* **Objective**:
Pictures aside, repeat every entry exactly.

Provided entries start

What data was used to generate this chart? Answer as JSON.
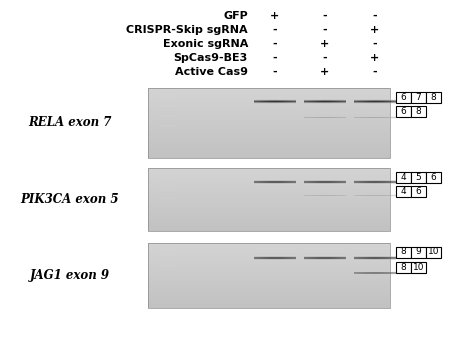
{
  "bg_color": "#ffffff",
  "header_labels": [
    "GFP",
    "CRISPR-Skip sgRNA",
    "Exonic sgRNA",
    "SpCas9-BE3",
    "Active Cas9"
  ],
  "col_signs": [
    [
      "+",
      "-",
      "-"
    ],
    [
      "-",
      "-",
      "+"
    ],
    [
      "-",
      "+",
      "-"
    ],
    [
      "-",
      "-",
      "+"
    ],
    [
      "-",
      "+",
      "-"
    ]
  ],
  "gene_labels": [
    "RELA exon 7",
    "PIK3CA exon 5",
    "JAG1 exon 9"
  ],
  "exon_boxes_top": [
    [
      "6",
      "7",
      "8"
    ],
    [
      "4",
      "5",
      "6"
    ],
    [
      "8",
      "9",
      "10"
    ]
  ],
  "exon_boxes_bot": [
    [
      "6",
      "8"
    ],
    [
      "4",
      "6"
    ],
    [
      "8",
      "10"
    ]
  ],
  "fig_width": 4.74,
  "fig_height": 3.63,
  "dpi": 100
}
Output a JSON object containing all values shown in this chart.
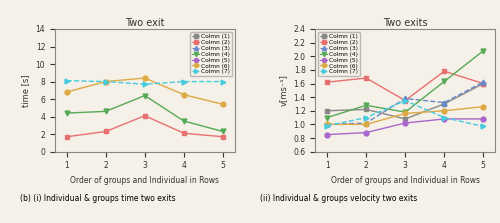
{
  "left_title": "Two exit",
  "right_title": "Two exits",
  "xlabel": "Order of groups and Individual in Rows",
  "left_ylabel": "time [s]",
  "right_ylabel": "v[ms⁻¹]",
  "x": [
    1,
    2,
    3,
    4,
    5
  ],
  "left_ylim": [
    0,
    14
  ],
  "right_ylim": [
    0.6,
    2.4
  ],
  "left_yticks": [
    0,
    2,
    4,
    6,
    8,
    10,
    12,
    14
  ],
  "right_yticks": [
    0.6,
    0.8,
    1.0,
    1.2,
    1.4,
    1.6,
    1.8,
    2.0,
    2.2,
    2.4
  ],
  "caption_left": "(b) (i) Individual & groups time two exits",
  "caption_right": "(ii) Individual & groups velocity two exits",
  "bg_color": "#f5f0e8",
  "series_left": [
    {
      "label": "Colmn (1)",
      "color": "#888888",
      "marker": "s",
      "linestyle": "-",
      "values": [
        null,
        null,
        null,
        null,
        null
      ]
    },
    {
      "label": "Colmn (2)",
      "color": "#e87070",
      "marker": "s",
      "linestyle": "-",
      "values": [
        1.7,
        2.3,
        4.1,
        2.1,
        1.7
      ]
    },
    {
      "label": "Colmn (3)",
      "color": "#6688cc",
      "marker": "^",
      "linestyle": "--",
      "values": [
        null,
        null,
        null,
        null,
        null
      ]
    },
    {
      "label": "Colmn (4)",
      "color": "#55aa55",
      "marker": "v",
      "linestyle": "-",
      "values": [
        4.4,
        4.6,
        6.4,
        3.5,
        2.3
      ]
    },
    {
      "label": "Colmn (5)",
      "color": "#aa66cc",
      "marker": "o",
      "linestyle": "-",
      "values": [
        null,
        null,
        null,
        null,
        null
      ]
    },
    {
      "label": "Colmn (6)",
      "color": "#ddaa44",
      "marker": "o",
      "linestyle": "-",
      "values": [
        6.8,
        8.0,
        8.4,
        6.5,
        5.4
      ]
    },
    {
      "label": "Colmn (7)",
      "color": "#44ccdd",
      "marker": ">",
      "linestyle": "--",
      "values": [
        8.1,
        8.0,
        7.7,
        8.0,
        8.0
      ]
    }
  ],
  "series_right": [
    {
      "label": "Colmn (1)",
      "color": "#888888",
      "marker": "s",
      "linestyle": "-",
      "values": [
        1.2,
        1.22,
        1.08,
        1.3,
        1.6
      ]
    },
    {
      "label": "Colmn (2)",
      "color": "#e87070",
      "marker": "s",
      "linestyle": "-",
      "values": [
        1.62,
        1.68,
        1.35,
        1.78,
        1.6
      ]
    },
    {
      "label": "Colmn (3)",
      "color": "#6688cc",
      "marker": "^",
      "linestyle": "--",
      "values": [
        1.0,
        1.02,
        1.38,
        1.32,
        1.62
      ]
    },
    {
      "label": "Colmn (4)",
      "color": "#55aa55",
      "marker": "v",
      "linestyle": "-",
      "values": [
        1.1,
        1.28,
        1.18,
        1.63,
        2.08
      ]
    },
    {
      "label": "Colmn (5)",
      "color": "#aa66cc",
      "marker": "o",
      "linestyle": "-",
      "values": [
        0.85,
        0.88,
        1.02,
        1.08,
        1.08
      ]
    },
    {
      "label": "Colmn (6)",
      "color": "#ddaa44",
      "marker": "o",
      "linestyle": "-",
      "values": [
        1.0,
        1.0,
        1.16,
        1.2,
        1.26
      ]
    },
    {
      "label": "Colmn (7)",
      "color": "#44ccdd",
      "marker": ">",
      "linestyle": "--",
      "values": [
        0.98,
        1.1,
        1.35,
        1.1,
        0.97
      ]
    }
  ]
}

Provided entries end

* **Exercise response**:
What data was used to generate this chart? Answer as JSON.
{
  "bg_color": "#ffffff",
  "header_labels": [
    "GFP",
    "CRISPR-Skip sgRNA",
    "Exonic sgRNA",
    "SpCas9-BE3",
    "Active Cas9"
  ],
  "col_signs": [
    [
      "+",
      "-",
      "-"
    ],
    [
      "-",
      "-",
      "+"
    ],
    [
      "-",
      "+",
      "-"
    ],
    [
      "-",
      "-",
      "+"
    ],
    [
      "-",
      "+",
      "-"
    ]
  ],
  "gene_labels": [
    "RELA exon 7",
    "PIK3CA exon 5",
    "JAG1 exon 9"
  ],
  "exon_boxes_top": [
    [
      "6",
      "7",
      "8"
    ],
    [
      "4",
      "5",
      "6"
    ],
    [
      "8",
      "9",
      "10"
    ]
  ],
  "exon_boxes_bot": [
    [
      "6",
      "8"
    ],
    [
      "4",
      "6"
    ],
    [
      "8",
      "10"
    ]
  ],
  "fig_width": 4.74,
  "fig_height": 3.63,
  "dpi": 100
}
Output a JSON object containing all values shown in this chart.
{
  "left_title": "Two exit",
  "right_title": "Two exits",
  "xlabel": "Order of groups and Individual in Rows",
  "left_ylabel": "time [s]",
  "right_ylabel": "v[ms⁻¹]",
  "x": [
    1,
    2,
    3,
    4,
    5
  ],
  "left_ylim": [
    0,
    14
  ],
  "right_ylim": [
    0.6,
    2.4
  ],
  "left_yticks": [
    0,
    2,
    4,
    6,
    8,
    10,
    12,
    14
  ],
  "right_yticks": [
    0.6,
    0.8,
    1.0,
    1.2,
    1.4,
    1.6,
    1.8,
    2.0,
    2.2,
    2.4
  ],
  "caption_left": "(b) (i) Individual & groups time two exits",
  "caption_right": "(ii) Individual & groups velocity two exits",
  "bg_color": "#f5f0e8",
  "series_left": [
    {
      "label": "Colmn (1)",
      "color": "#888888",
      "marker": "s",
      "linestyle": "-",
      "values": [
        null,
        null,
        null,
        null,
        null
      ]
    },
    {
      "label": "Colmn (2)",
      "color": "#e87070",
      "marker": "s",
      "linestyle": "-",
      "values": [
        1.7,
        2.3,
        4.1,
        2.1,
        1.7
      ]
    },
    {
      "label": "Colmn (3)",
      "color": "#6688cc",
      "marker": "^",
      "linestyle": "--",
      "values": [
        null,
        null,
        null,
        null,
        null
      ]
    },
    {
      "label": "Colmn (4)",
      "color": "#55aa55",
      "marker": "v",
      "linestyle": "-",
      "values": [
        4.4,
        4.6,
        6.4,
        3.5,
        2.3
      ]
    },
    {
      "label": "Colmn (5)",
      "color": "#aa66cc",
      "marker": "o",
      "linestyle": "-",
      "values": [
        null,
        null,
        null,
        null,
        null
      ]
    },
    {
      "label": "Colmn (6)",
      "color": "#ddaa44",
      "marker": "o",
      "linestyle": "-",
      "values": [
        6.8,
        8.0,
        8.4,
        6.5,
        5.4
      ]
    },
    {
      "label": "Colmn (7)",
      "color": "#44ccdd",
      "marker": ">",
      "linestyle": "--",
      "values": [
        8.1,
        8.0,
        7.7,
        8.0,
        8.0
      ]
    }
  ],
  "series_right": [
    {
      "label": "Colmn (1)",
      "color": "#888888",
      "marker": "s",
      "linestyle": "-",
      "values": [
        1.2,
        1.22,
        1.08,
        1.3,
        1.6
      ]
    },
    {
      "label": "Colmn (2)",
      "color": "#e87070",
      "marker": "s",
      "linestyle": "-",
      "values": [
        1.62,
        1.68,
        1.35,
        1.78,
        1.6
      ]
    },
    {
      "label": "Colmn (3)",
      "color": "#6688cc",
      "marker": "^",
      "linestyle": "--",
      "values": [
        1.0,
        1.02,
        1.38,
        1.32,
        1.62
      ]
    },
    {
      "label": "Colmn (4)",
      "color": "#55aa55",
      "marker": "v",
      "linestyle": "-",
      "values": [
        1.1,
        1.28,
        1.18,
        1.63,
        2.08
      ]
    },
    {
      "label": "Colmn (5)",
      "color": "#aa66cc",
      "marker": "o",
      "linestyle": "-",
      "values": [
        0.85,
        0.88,
        1.02,
        1.08,
        1.08
      ]
    },
    {
      "label": "Colmn (6)",
      "color": "#ddaa44",
      "marker": "o",
      "linestyle": "-",
      "values": [
        1.0,
        1.0,
        1.16,
        1.2,
        1.26
      ]
    },
    {
      "label": "Colmn (7)",
      "color": "#44ccdd",
      "marker": ">",
      "linestyle": "--",
      "values": [
        0.98,
        1.1,
        1.35,
        1.1,
        0.97
      ]
    }
  ]
}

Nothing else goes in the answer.